__Task prompt__:
Reproduce the data below verbatim, starting with its first line and going on through the line that contains "x-axis-labels: 13:4014:4015:4016:4017:4019:25 <box>814".

[Layout annotation records]
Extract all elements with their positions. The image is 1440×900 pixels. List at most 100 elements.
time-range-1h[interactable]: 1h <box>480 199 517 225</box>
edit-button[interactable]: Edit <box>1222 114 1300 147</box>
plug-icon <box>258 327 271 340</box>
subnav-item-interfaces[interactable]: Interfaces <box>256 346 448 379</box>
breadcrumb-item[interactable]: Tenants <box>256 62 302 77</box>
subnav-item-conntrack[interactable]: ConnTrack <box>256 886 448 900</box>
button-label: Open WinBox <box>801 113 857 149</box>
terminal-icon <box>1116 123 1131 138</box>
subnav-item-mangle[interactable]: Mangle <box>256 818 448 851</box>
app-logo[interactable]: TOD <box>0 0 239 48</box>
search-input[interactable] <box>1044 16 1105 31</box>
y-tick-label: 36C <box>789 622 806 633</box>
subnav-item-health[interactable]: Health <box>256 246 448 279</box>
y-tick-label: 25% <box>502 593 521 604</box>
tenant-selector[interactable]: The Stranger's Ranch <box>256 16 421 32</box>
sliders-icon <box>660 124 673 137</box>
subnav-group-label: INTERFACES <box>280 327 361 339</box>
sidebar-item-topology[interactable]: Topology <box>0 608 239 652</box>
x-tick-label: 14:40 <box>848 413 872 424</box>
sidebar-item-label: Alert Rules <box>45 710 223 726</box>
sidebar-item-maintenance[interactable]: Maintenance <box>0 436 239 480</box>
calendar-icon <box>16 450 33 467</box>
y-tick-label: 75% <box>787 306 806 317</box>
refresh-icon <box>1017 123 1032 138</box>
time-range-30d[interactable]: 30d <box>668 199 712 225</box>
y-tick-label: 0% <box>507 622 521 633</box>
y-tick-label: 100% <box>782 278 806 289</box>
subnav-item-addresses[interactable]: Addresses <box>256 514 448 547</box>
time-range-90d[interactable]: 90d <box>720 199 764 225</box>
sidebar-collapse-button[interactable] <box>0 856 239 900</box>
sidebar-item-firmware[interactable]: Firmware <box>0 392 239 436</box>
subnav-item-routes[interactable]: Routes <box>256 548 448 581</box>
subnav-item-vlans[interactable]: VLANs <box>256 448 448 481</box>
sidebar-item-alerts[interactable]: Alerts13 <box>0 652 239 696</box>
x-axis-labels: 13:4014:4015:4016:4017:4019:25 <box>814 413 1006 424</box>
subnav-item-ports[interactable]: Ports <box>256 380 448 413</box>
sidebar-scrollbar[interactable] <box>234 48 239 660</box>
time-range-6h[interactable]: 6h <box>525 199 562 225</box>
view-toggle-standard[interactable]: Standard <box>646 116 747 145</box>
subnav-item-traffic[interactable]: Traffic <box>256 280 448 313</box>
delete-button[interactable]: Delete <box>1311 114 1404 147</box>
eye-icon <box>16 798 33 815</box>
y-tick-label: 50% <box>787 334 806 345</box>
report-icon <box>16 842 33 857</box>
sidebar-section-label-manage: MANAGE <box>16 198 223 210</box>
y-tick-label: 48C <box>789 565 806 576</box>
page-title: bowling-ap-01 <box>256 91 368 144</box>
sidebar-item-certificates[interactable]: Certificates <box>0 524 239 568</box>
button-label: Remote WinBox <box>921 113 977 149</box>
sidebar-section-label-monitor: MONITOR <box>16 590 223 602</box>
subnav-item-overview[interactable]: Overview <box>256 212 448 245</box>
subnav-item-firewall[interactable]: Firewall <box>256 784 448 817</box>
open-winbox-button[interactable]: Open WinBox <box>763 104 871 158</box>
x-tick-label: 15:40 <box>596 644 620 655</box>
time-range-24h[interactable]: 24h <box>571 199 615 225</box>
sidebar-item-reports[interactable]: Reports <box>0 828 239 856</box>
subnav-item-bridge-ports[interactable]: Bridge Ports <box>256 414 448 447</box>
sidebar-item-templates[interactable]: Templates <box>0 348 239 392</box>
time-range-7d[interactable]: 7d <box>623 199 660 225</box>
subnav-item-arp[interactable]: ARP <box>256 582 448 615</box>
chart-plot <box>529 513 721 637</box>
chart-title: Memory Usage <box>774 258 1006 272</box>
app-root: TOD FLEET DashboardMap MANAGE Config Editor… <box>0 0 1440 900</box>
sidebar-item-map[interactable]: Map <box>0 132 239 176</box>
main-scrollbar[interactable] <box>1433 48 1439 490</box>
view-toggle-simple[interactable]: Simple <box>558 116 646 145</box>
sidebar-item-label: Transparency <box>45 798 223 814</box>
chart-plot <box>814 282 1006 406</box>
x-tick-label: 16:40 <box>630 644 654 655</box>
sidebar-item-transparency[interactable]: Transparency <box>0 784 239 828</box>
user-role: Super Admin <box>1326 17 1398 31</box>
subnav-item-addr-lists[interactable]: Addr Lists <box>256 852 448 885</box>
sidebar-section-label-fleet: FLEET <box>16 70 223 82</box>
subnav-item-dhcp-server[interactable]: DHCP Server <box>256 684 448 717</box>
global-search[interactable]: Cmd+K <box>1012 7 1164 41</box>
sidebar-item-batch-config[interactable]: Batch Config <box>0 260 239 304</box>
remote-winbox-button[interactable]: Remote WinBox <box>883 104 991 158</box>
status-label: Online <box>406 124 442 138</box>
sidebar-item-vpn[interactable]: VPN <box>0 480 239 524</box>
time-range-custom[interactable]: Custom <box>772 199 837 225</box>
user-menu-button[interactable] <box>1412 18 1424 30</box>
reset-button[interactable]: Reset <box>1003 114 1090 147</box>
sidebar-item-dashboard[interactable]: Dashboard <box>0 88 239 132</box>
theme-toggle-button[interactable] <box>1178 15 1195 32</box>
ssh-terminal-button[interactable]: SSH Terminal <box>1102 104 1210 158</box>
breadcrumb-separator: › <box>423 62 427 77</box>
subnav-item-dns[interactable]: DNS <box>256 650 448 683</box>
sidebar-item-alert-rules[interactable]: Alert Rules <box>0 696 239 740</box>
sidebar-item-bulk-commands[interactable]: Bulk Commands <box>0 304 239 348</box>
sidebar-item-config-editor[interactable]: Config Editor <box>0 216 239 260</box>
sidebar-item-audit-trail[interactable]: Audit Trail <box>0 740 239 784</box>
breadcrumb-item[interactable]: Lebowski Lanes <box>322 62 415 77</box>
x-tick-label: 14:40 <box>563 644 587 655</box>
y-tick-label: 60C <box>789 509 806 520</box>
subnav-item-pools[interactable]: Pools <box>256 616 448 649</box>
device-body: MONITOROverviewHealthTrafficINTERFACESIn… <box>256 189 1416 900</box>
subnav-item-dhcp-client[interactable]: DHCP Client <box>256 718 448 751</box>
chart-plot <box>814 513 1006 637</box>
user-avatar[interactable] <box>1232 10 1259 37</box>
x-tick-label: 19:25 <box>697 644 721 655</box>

__Problem solution__:
Extract all elements with their positions. The image is 1440×900 pixels. List at most 100 elements.
time-range-1h[interactable]: 1h <box>480 199 517 225</box>
edit-button[interactable]: Edit <box>1222 114 1300 147</box>
plug-icon <box>258 327 271 340</box>
subnav-item-interfaces[interactable]: Interfaces <box>256 346 448 379</box>
breadcrumb-item[interactable]: Tenants <box>256 62 302 77</box>
subnav-item-conntrack[interactable]: ConnTrack <box>256 886 448 900</box>
button-label: Open WinBox <box>801 113 857 149</box>
terminal-icon <box>1116 123 1131 138</box>
subnav-item-mangle[interactable]: Mangle <box>256 818 448 851</box>
app-logo[interactable]: TOD <box>0 0 239 48</box>
search-input[interactable] <box>1044 16 1105 31</box>
y-tick-label: 36C <box>789 622 806 633</box>
subnav-item-health[interactable]: Health <box>256 246 448 279</box>
y-tick-label: 25% <box>502 593 521 604</box>
tenant-selector[interactable]: The Stranger's Ranch <box>256 16 421 32</box>
sliders-icon <box>660 124 673 137</box>
subnav-group-label: INTERFACES <box>280 327 361 339</box>
sidebar-item-topology[interactable]: Topology <box>0 608 239 652</box>
x-tick-label: 14:40 <box>848 413 872 424</box>
sidebar-item-label: Alert Rules <box>45 710 223 726</box>
sidebar-item-maintenance[interactable]: Maintenance <box>0 436 239 480</box>
calendar-icon <box>16 450 33 467</box>
y-tick-label: 75% <box>787 306 806 317</box>
refresh-icon <box>1017 123 1032 138</box>
time-range-30d[interactable]: 30d <box>668 199 712 225</box>
y-tick-label: 0% <box>507 622 521 633</box>
y-tick-label: 100% <box>782 278 806 289</box>
subnav-item-addresses[interactable]: Addresses <box>256 514 448 547</box>
time-range-90d[interactable]: 90d <box>720 199 764 225</box>
sidebar-collapse-button[interactable] <box>0 856 239 900</box>
sidebar-item-firmware[interactable]: Firmware <box>0 392 239 436</box>
subnav-item-routes[interactable]: Routes <box>256 548 448 581</box>
subnav-item-vlans[interactable]: VLANs <box>256 448 448 481</box>
sidebar-item-alerts[interactable]: Alerts13 <box>0 652 239 696</box>
x-axis-labels: 13:4014:4015:4016:4017:4019:25 <box>814 413 1006 424</box>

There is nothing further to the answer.